==== Records for the exercise ====

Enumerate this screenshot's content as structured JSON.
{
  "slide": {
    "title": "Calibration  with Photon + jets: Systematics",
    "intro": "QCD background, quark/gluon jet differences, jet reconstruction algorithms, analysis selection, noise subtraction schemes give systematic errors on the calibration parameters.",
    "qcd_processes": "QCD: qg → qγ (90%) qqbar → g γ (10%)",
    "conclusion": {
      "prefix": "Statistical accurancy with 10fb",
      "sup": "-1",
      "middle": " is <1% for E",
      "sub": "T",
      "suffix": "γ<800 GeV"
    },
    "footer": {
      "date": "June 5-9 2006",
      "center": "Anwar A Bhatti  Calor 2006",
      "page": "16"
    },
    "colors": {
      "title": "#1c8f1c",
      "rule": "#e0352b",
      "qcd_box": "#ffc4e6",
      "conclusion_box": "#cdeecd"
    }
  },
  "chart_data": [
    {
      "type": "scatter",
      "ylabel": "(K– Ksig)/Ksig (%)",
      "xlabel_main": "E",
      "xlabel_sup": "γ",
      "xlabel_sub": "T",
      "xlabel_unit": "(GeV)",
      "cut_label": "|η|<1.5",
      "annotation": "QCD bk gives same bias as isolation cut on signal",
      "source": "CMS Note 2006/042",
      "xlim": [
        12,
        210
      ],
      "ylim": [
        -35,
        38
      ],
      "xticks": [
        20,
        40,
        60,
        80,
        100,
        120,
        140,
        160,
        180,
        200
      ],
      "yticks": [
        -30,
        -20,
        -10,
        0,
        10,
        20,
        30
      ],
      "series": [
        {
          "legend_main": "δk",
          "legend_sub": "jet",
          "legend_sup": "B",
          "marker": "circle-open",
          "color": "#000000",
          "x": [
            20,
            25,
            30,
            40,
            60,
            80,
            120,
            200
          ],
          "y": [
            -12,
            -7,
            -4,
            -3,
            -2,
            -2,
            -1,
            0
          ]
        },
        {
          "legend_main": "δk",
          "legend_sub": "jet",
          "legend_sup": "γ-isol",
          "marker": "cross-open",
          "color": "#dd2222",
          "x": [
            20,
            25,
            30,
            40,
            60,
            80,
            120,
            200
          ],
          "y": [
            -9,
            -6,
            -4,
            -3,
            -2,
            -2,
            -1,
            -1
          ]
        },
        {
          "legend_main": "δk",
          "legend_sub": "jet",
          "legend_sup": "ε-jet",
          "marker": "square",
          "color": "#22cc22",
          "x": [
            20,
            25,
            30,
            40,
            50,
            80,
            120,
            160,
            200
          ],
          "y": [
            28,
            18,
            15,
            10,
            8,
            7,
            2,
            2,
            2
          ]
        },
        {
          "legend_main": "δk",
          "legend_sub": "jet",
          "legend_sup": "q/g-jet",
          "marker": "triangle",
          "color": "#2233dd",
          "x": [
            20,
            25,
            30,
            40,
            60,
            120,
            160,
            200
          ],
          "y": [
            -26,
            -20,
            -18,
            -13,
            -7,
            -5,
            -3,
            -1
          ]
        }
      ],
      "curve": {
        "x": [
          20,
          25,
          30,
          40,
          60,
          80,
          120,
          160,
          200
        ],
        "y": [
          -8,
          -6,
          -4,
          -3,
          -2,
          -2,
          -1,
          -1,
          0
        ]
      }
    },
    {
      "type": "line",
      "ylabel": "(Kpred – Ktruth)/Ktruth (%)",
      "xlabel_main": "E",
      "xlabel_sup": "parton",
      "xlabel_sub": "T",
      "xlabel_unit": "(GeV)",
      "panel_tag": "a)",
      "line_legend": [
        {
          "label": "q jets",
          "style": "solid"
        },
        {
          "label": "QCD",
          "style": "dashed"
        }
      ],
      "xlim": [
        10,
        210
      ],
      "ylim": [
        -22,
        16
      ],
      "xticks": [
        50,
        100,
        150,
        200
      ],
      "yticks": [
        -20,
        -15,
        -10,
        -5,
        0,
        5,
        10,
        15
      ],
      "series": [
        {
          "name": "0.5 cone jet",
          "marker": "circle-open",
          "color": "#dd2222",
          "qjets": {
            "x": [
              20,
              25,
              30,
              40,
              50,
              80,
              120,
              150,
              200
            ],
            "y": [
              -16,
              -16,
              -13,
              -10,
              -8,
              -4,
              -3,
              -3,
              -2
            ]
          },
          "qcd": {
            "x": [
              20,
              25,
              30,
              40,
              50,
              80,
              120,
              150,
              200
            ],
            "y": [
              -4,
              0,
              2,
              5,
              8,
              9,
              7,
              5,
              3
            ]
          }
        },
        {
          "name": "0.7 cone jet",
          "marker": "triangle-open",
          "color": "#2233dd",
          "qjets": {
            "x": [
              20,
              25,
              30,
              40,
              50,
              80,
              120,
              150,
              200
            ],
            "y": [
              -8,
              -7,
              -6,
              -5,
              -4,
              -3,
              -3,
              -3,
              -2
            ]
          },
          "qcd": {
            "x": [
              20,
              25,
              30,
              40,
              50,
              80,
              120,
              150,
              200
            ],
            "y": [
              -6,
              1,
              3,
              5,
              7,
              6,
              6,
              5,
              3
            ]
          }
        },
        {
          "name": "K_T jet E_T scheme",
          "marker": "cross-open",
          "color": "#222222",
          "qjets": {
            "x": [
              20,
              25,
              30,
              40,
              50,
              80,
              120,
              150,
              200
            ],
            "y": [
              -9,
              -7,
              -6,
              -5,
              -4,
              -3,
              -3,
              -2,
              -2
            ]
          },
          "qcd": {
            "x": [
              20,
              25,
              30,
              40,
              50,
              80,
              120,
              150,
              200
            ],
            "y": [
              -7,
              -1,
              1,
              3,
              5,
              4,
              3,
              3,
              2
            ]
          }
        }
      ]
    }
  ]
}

====

The entries above must be returned in full, exactly as shown.

Result below:
Enumerate this screenshot's content as structured JSON.
{
  "slide": {
    "title": "Calibration  with Photon + jets: Systematics",
    "intro": "QCD background, quark/gluon jet differences, jet reconstruction algorithms, analysis selection, noise subtraction schemes give systematic errors on the calibration parameters.",
    "qcd_processes": "QCD: qg → qγ (90%) qqbar → g γ (10%)",
    "conclusion": {
      "prefix": "Statistical accurancy with 10fb",
      "sup": "-1",
      "middle": " is <1% for E",
      "sub": "T",
      "suffix": "γ<800 GeV"
    },
    "footer": {
      "date": "June 5-9 2006",
      "center": "Anwar A Bhatti  Calor 2006",
      "page": "16"
    },
    "colors": {
      "title": "#1c8f1c",
      "rule": "#e0352b",
      "qcd_box": "#ffc4e6",
      "conclusion_box": "#cdeecd"
    }
  },
  "chart_data": [
    {
      "type": "scatter",
      "ylabel": "(K– Ksig)/Ksig (%)",
      "xlabel_main": "E",
      "xlabel_sup": "γ",
      "xlabel_sub": "T",
      "xlabel_unit": "(GeV)",
      "cut_label": "|η|<1.5",
      "annotation": "QCD bk gives same bias as isolation cut on signal",
      "source": "CMS Note 2006/042",
      "xlim": [
        12,
        210
      ],
      "ylim": [
        -35,
        38
      ],
      "xticks": [
        20,
        40,
        60,
        80,
        100,
        120,
        140,
        160,
        180,
        200
      ],
      "yticks": [
        -30,
        -20,
        -10,
        0,
        10,
        20,
        30
      ],
      "series": [
        {
          "legend_main": "δk",
          "legend_sub": "jet",
          "legend_sup": "B",
          "marker": "circle-open",
          "color": "#000000",
          "x": [
            20,
            25,
            30,
            40,
            60,
            80,
            120,
            200
          ],
          "y": [
            -12,
            -7,
            -4,
            -3,
            -2,
            -2,
            -1,
            0
          ]
        },
        {
          "legend_main": "δk",
          "legend_sub": "jet",
          "legend_sup": "γ-isol",
          "marker": "cross-open",
          "color": "#dd2222",
          "x": [
            20,
            25,
            30,
            40,
            60,
            80,
            120,
            200
          ],
          "y": [
            -9,
            -6,
            -4,
            -3,
            -2,
            -2,
            -1,
            -1
          ]
        },
        {
          "legend_main": "δk",
          "legend_sub": "jet",
          "legend_sup": "ε-jet",
          "marker": "square",
          "color": "#22cc22",
          "x": [
            20,
            25,
            30,
            40,
            50,
            80,
            120,
            160,
            200
          ],
          "y": [
            28,
            18,
            15,
            10,
            8,
            7,
            2,
            2,
            2
          ]
        },
        {
          "legend_main": "δk",
          "legend_sub": "jet",
          "legend_sup": "q/g-jet",
          "marker": "triangle",
          "color": "#2233dd",
          "x": [
            20,
            25,
            30,
            40,
            60,
            120,
            160,
            200
          ],
          "y": [
            -26,
            -20,
            -18,
            -13,
            -7,
            -5,
            -3,
            -1
          ]
        }
      ],
      "curve": {
        "x": [
          20,
          25,
          30,
          40,
          60,
          80,
          120,
          160,
          200
        ],
        "y": [
          -8,
          -6,
          -4,
          -3,
          -2,
          -2,
          -1,
          -1,
          0
        ]
      }
    },
    {
      "type": "line",
      "ylabel": "(Kpred – Ktruth)/Ktruth (%)",
      "xlabel_main": "E",
      "xlabel_sup": "parton",
      "xlabel_sub": "T",
      "xlabel_unit": "(GeV)",
      "panel_tag": "a)",
      "line_legend": [
        {
          "label": "q jets",
          "style": "solid"
        },
        {
          "label": "QCD",
          "style": "dashed"
        }
      ],
      "xlim": [
        10,
        210
      ],
      "ylim": [
        -22,
        16
      ],
      "xticks": [
        50,
        100,
        150,
        200
      ],
      "yticks": [
        -20,
        -15,
        -10,
        -5,
        0,
        5,
        10,
        15
      ],
      "series": [
        {
          "name": "0.5 cone jet",
          "marker": "circle-open",
          "color": "#dd2222",
          "qjets": {
            "x": [
              20,
              25,
              30,
              40,
              50,
              80,
              120,
              150,
              200
            ],
            "y": [
              -16,
              -16,
              -13,
              -10,
              -8,
              -4,
              -3,
              -3,
              -2
            ]
          },
          "qcd": {
            "x": [
              20,
              25,
              30,
              40,
              50,
              80,
              120,
              150,
              200
            ],
            "y": [
              -4,
              0,
              2,
              5,
              8,
              9,
              7,
              5,
              3
            ]
          }
        },
        {
          "name": "0.7 cone jet",
          "marker": "triangle-open",
          "color": "#2233dd",
          "qjets": {
            "x": [
              20,
              25,
              30,
              40,
              50,
              80,
              120,
              150,
              200
            ],
            "y": [
              -8,
              -7,
              -6,
              -5,
              -4,
              -3,
              -3,
              -3,
              -2
            ]
          },
          "qcd": {
            "x": [
              20,
              25,
              30,
              40,
              50,
              80,
              120,
              150,
              200
            ],
            "y": [
              -6,
              1,
              3,
              5,
              7,
              6,
              6,
              5,
              3
            ]
          }
        },
        {
          "name": "K_T jet E_T scheme",
          "marker": "cross-open",
          "color": "#222222",
          "qjets": {
            "x": [
              20,
              25,
              30,
              40,
              50,
              80,
              120,
              150,
              200
            ],
            "y": [
              -9,
              -7,
              -6,
              -5,
              -4,
              -3,
              -3,
              -2,
              -2
            ]
          },
          "qcd": {
            "x": [
              20,
              25,
              30,
              40,
              50,
              80,
              120,
              150,
              200
            ],
            "y": [
              -7,
              -1,
              1,
              3,
              5,
              4,
              3,
              3,
              2
            ]
          }
        }
      ]
    }
  ]
}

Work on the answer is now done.